Count how many lines in the material below hold the word "黃詩宇老師"; the reply is that number alone.

● ● ● ● ● ● ●

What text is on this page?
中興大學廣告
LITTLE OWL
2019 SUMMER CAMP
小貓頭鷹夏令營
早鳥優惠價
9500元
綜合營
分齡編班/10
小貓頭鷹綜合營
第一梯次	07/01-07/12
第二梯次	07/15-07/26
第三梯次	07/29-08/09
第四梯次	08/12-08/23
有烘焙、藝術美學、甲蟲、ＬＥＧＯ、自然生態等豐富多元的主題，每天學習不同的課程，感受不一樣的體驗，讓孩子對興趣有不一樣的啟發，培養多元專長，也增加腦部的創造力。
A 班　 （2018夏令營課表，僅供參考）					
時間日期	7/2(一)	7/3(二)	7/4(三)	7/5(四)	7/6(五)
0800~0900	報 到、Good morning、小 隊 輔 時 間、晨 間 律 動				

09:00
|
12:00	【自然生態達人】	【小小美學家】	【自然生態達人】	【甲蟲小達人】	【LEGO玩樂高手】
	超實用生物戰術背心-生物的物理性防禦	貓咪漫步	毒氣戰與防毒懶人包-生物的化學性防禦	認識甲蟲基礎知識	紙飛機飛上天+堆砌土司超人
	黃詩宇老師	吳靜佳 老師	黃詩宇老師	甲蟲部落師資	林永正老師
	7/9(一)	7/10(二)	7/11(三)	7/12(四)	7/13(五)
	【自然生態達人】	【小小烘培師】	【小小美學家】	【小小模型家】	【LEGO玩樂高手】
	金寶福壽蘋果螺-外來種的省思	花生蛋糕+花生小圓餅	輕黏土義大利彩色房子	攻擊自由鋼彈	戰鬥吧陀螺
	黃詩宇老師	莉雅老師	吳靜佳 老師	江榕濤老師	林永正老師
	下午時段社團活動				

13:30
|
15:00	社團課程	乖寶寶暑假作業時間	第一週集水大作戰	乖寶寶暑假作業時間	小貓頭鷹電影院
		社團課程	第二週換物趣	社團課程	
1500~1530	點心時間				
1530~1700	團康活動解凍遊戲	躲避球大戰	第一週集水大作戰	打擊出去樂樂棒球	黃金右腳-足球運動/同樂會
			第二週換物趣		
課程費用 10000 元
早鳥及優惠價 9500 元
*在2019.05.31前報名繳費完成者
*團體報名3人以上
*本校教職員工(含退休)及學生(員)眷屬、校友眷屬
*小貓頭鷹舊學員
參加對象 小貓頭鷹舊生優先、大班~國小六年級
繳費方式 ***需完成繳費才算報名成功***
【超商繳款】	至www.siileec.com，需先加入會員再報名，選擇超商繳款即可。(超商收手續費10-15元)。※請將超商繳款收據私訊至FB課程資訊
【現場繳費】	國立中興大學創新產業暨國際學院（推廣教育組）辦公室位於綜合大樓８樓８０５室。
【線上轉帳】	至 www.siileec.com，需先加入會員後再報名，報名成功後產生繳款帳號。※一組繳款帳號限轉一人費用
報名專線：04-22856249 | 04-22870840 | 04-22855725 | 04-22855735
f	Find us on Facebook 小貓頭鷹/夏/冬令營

● ● ● ● ● ● ●

= SOLVED EXERCISE =
2